# [Written task]
All of the records below should be output exactly.

++++++++

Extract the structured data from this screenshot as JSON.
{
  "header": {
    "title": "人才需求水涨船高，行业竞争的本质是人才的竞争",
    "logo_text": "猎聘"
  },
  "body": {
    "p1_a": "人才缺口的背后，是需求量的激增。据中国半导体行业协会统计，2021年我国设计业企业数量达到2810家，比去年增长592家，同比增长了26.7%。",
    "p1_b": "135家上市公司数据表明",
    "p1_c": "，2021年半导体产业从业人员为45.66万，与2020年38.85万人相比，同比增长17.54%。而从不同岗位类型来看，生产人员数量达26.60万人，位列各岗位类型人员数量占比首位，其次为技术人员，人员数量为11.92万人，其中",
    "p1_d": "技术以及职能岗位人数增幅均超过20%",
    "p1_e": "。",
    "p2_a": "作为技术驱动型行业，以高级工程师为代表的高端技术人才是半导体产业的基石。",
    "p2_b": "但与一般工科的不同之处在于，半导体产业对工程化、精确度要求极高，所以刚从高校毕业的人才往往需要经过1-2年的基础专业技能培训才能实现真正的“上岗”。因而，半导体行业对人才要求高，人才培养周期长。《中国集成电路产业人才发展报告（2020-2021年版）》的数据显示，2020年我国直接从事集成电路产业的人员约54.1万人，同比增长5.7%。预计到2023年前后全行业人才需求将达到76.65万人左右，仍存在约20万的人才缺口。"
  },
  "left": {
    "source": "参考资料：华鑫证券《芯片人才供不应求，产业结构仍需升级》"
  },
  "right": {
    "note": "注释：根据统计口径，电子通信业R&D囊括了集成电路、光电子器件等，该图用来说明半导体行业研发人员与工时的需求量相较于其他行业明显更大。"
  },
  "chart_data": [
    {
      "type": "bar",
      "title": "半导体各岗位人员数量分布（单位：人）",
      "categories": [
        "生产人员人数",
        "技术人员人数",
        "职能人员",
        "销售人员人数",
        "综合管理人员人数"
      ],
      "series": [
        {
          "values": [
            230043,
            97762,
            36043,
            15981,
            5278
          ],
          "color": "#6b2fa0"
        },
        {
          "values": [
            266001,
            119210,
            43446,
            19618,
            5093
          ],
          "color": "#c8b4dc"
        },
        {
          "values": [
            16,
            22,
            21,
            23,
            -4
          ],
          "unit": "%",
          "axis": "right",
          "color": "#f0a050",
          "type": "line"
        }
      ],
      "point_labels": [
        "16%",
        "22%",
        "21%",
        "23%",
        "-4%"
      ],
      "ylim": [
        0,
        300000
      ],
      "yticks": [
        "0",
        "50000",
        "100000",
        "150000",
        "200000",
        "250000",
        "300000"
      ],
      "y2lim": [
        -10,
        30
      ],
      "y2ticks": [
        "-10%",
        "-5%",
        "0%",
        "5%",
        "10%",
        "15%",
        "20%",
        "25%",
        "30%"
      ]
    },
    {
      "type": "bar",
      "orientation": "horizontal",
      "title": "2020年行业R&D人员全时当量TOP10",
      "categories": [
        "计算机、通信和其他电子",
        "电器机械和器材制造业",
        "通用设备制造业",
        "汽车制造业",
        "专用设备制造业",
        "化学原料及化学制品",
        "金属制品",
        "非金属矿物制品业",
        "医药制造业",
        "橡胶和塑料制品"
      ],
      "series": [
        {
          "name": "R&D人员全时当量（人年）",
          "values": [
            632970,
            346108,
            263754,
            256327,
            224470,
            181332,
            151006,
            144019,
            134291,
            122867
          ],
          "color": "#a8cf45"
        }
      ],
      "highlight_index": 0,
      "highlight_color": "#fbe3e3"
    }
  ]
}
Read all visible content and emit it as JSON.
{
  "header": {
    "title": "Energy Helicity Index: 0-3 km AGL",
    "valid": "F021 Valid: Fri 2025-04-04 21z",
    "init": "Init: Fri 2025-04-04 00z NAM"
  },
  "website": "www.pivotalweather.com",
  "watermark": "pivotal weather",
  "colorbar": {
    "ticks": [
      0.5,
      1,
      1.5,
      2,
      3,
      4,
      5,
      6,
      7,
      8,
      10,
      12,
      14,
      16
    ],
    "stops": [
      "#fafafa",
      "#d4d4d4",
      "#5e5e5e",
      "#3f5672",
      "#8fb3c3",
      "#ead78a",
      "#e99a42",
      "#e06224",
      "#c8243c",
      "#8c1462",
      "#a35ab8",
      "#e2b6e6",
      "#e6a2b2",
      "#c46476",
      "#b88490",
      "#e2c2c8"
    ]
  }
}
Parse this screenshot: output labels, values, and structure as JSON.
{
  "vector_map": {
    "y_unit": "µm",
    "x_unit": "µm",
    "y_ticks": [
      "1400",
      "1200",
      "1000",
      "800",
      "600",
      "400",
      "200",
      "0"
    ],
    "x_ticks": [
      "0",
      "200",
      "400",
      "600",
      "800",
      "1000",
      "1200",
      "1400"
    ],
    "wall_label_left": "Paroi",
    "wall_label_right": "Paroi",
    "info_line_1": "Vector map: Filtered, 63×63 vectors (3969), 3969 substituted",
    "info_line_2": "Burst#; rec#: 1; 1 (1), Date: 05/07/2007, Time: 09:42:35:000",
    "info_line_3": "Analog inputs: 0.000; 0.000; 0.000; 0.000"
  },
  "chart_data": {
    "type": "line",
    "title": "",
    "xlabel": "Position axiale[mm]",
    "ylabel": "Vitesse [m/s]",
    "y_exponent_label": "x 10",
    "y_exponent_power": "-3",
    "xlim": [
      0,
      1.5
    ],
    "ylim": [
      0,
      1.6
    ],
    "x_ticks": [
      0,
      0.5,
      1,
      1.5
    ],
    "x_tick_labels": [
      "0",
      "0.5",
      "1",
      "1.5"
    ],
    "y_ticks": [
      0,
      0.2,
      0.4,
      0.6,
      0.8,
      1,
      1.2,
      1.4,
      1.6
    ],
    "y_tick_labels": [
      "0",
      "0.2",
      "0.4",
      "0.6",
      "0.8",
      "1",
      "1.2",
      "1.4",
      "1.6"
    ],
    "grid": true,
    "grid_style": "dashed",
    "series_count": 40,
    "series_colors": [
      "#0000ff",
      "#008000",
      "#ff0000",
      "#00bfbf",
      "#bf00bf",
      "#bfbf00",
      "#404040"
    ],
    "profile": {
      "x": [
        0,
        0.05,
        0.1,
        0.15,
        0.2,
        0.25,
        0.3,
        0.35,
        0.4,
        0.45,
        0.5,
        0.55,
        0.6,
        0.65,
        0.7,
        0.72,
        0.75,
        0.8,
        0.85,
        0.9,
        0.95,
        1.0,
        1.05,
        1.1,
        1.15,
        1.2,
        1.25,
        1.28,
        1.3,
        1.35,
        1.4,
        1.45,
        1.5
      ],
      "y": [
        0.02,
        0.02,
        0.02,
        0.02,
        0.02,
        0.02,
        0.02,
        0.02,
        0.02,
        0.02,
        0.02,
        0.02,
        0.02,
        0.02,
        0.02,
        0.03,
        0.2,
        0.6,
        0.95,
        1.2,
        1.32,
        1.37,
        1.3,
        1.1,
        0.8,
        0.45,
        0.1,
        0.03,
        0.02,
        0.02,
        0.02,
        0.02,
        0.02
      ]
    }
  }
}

++++++++

# [Answer in full]
Extract the structured data from this screenshot as JSON.
{
  "header": {
    "title": "人才需求水涨船高，行业竞争的本质是人才的竞争",
    "logo_text": "猎聘"
  },
  "body": {
    "p1_a": "人才缺口的背后，是需求量的激增。据中国半导体行业协会统计，2021年我国设计业企业数量达到2810家，比去年增长592家，同比增长了26.7%。",
    "p1_b": "135家上市公司数据表明",
    "p1_c": "，2021年半导体产业从业人员为45.66万，与2020年38.85万人相比，同比增长17.54%。而从不同岗位类型来看，生产人员数量达26.60万人，位列各岗位类型人员数量占比首位，其次为技术人员，人员数量为11.92万人，其中",
    "p1_d": "技术以及职能岗位人数增幅均超过20%",
    "p1_e": "。",
    "p2_a": "作为技术驱动型行业，以高级工程师为代表的高端技术人才是半导体产业的基石。",
    "p2_b": "但与一般工科的不同之处在于，半导体产业对工程化、精确度要求极高，所以刚从高校毕业的人才往往需要经过1-2年的基础专业技能培训才能实现真正的“上岗”。因而，半导体行业对人才要求高，人才培养周期长。《中国集成电路产业人才发展报告（2020-2021年版）》的数据显示，2020年我国直接从事集成电路产业的人员约54.1万人，同比增长5.7%。预计到2023年前后全行业人才需求将达到76.65万人左右，仍存在约20万的人才缺口。"
  },
  "left": {
    "source": "参考资料：华鑫证券《芯片人才供不应求，产业结构仍需升级》"
  },
  "right": {
    "note": "注释：根据统计口径，电子通信业R&D囊括了集成电路、光电子器件等，该图用来说明半导体行业研发人员与工时的需求量相较于其他行业明显更大。"
  },
  "chart_data": [
    {
      "type": "bar",
      "title": "半导体各岗位人员数量分布（单位：人）",
      "categories": [
        "生产人员人数",
        "技术人员人数",
        "职能人员",
        "销售人员人数",
        "综合管理人员人数"
      ],
      "series": [
        {
          "values": [
            230043,
            97762,
            36043,
            15981,
            5278
          ],
          "color": "#6b2fa0"
        },
        {
          "values": [
            266001,
            119210,
            43446,
            19618,
            5093
          ],
          "color": "#c8b4dc"
        },
        {
          "values": [
            16,
            22,
            21,
            23,
            -4
          ],
          "unit": "%",
          "axis": "right",
          "color": "#f0a050",
          "type": "line"
        }
      ],
      "point_labels": [
        "16%",
        "22%",
        "21%",
        "23%",
        "-4%"
      ],
      "ylim": [
        0,
        300000
      ],
      "yticks": [
        "0",
        "50000",
        "100000",
        "150000",
        "200000",
        "250000",
        "300000"
      ],
      "y2lim": [
        -10,
        30
      ],
      "y2ticks": [
        "-10%",
        "-5%",
        "0%",
        "5%",
        "10%",
        "15%",
        "20%",
        "25%",
        "30%"
      ]
    },
    {
      "type": "bar",
      "orientation": "horizontal",
      "title": "2020年行业R&D人员全时当量TOP10",
      "categories": [
        "计算机、通信和其他电子",
        "电器机械和器材制造业",
        "通用设备制造业",
        "汽车制造业",
        "专用设备制造业",
        "化学原料及化学制品",
        "金属制品",
        "非金属矿物制品业",
        "医药制造业",
        "橡胶和塑料制品"
      ],
      "series": [
        {
          "name": "R&D人员全时当量（人年）",
          "values": [
            632970,
            346108,
            263754,
            256327,
            224470,
            181332,
            151006,
            144019,
            134291,
            122867
          ],
          "color": "#a8cf45"
        }
      ],
      "highlight_index": 0,
      "highlight_color": "#fbe3e3"
    }
  ]
}
Read all visible content and emit it as JSON.
{
  "header": {
    "title": "Energy Helicity Index: 0-3 km AGL",
    "valid": "F021 Valid: Fri 2025-04-04 21z",
    "init": "Init: Fri 2025-04-04 00z NAM"
  },
  "website": "www.pivotalweather.com",
  "watermark": "pivotal weather",
  "colorbar": {
    "ticks": [
      0.5,
      1,
      1.5,
      2,
      3,
      4,
      5,
      6,
      7,
      8,
      10,
      12,
      14,
      16
    ],
    "stops": [
      "#fafafa",
      "#d4d4d4",
      "#5e5e5e",
      "#3f5672",
      "#8fb3c3",
      "#ead78a",
      "#e99a42",
      "#e06224",
      "#c8243c",
      "#8c1462",
      "#a35ab8",
      "#e2b6e6",
      "#e6a2b2",
      "#c46476",
      "#b88490",
      "#e2c2c8"
    ]
  }
}
Parse this screenshot: output labels, values, and structure as JSON.
{
  "vector_map": {
    "y_unit": "µm",
    "x_unit": "µm",
    "y_ticks": [
      "1400",
      "1200",
      "1000",
      "800",
      "600",
      "400",
      "200",
      "0"
    ],
    "x_ticks": [
      "0",
      "200",
      "400",
      "600",
      "800",
      "1000",
      "1200",
      "1400"
    ],
    "wall_label_left": "Paroi",
    "wall_label_right": "Paroi",
    "info_line_1": "Vector map: Filtered, 63×63 vectors (3969), 3969 substituted",
    "info_line_2": "Burst#; rec#: 1; 1 (1), Date: 05/07/2007, Time: 09:42:35:000",
    "info_line_3": "Analog inputs: 0.000; 0.000; 0.000; 0.000"
  },
  "chart_data": {
    "type": "line",
    "title": "",
    "xlabel": "Position axiale[mm]",
    "ylabel": "Vitesse [m/s]",
    "y_exponent_label": "x 10",
    "y_exponent_power": "-3",
    "xlim": [
      0,
      1.5
    ],
    "ylim": [
      0,
      1.6
    ],
    "x_ticks": [
      0,
      0.5,
      1,
      1.5
    ],
    "x_tick_labels": [
      "0",
      "0.5",
      "1",
      "1.5"
    ],
    "y_ticks": [
      0,
      0.2,
      0.4,
      0.6,
      0.8,
      1,
      1.2,
      1.4,
      1.6
    ],
    "y_tick_labels": [
      "0",
      "0.2",
      "0.4",
      "0.6",
      "0.8",
      "1",
      "1.2",
      "1.4",
      "1.6"
    ],
    "grid": true,
    "grid_style": "dashed",
    "series_count": 40,
    "series_colors": [
      "#0000ff",
      "#008000",
      "#ff0000",
      "#00bfbf",
      "#bf00bf",
      "#bfbf00",
      "#404040"
    ],
    "profile": {
      "x": [
        0,
        0.05,
        0.1,
        0.15,
        0.2,
        0.25,
        0.3,
        0.35,
        0.4,
        0.45,
        0.5,
        0.55,
        0.6,
        0.65,
        0.7,
        0.72,
        0.75,
        0.8,
        0.85,
        0.9,
        0.95,
        1.0,
        1.05,
        1.1,
        1.15,
        1.2,
        1.25,
        1.28,
        1.3,
        1.35,
        1.4,
        1.45,
        1.5
      ],
      "y": [
        0.02,
        0.02,
        0.02,
        0.02,
        0.02,
        0.02,
        0.02,
        0.02,
        0.02,
        0.02,
        0.02,
        0.02,
        0.02,
        0.02,
        0.02,
        0.03,
        0.2,
        0.6,
        0.95,
        1.2,
        1.32,
        1.37,
        1.3,
        1.1,
        0.8,
        0.45,
        0.1,
        0.03,
        0.02,
        0.02,
        0.02,
        0.02,
        0.02
      ]
    }
  }
}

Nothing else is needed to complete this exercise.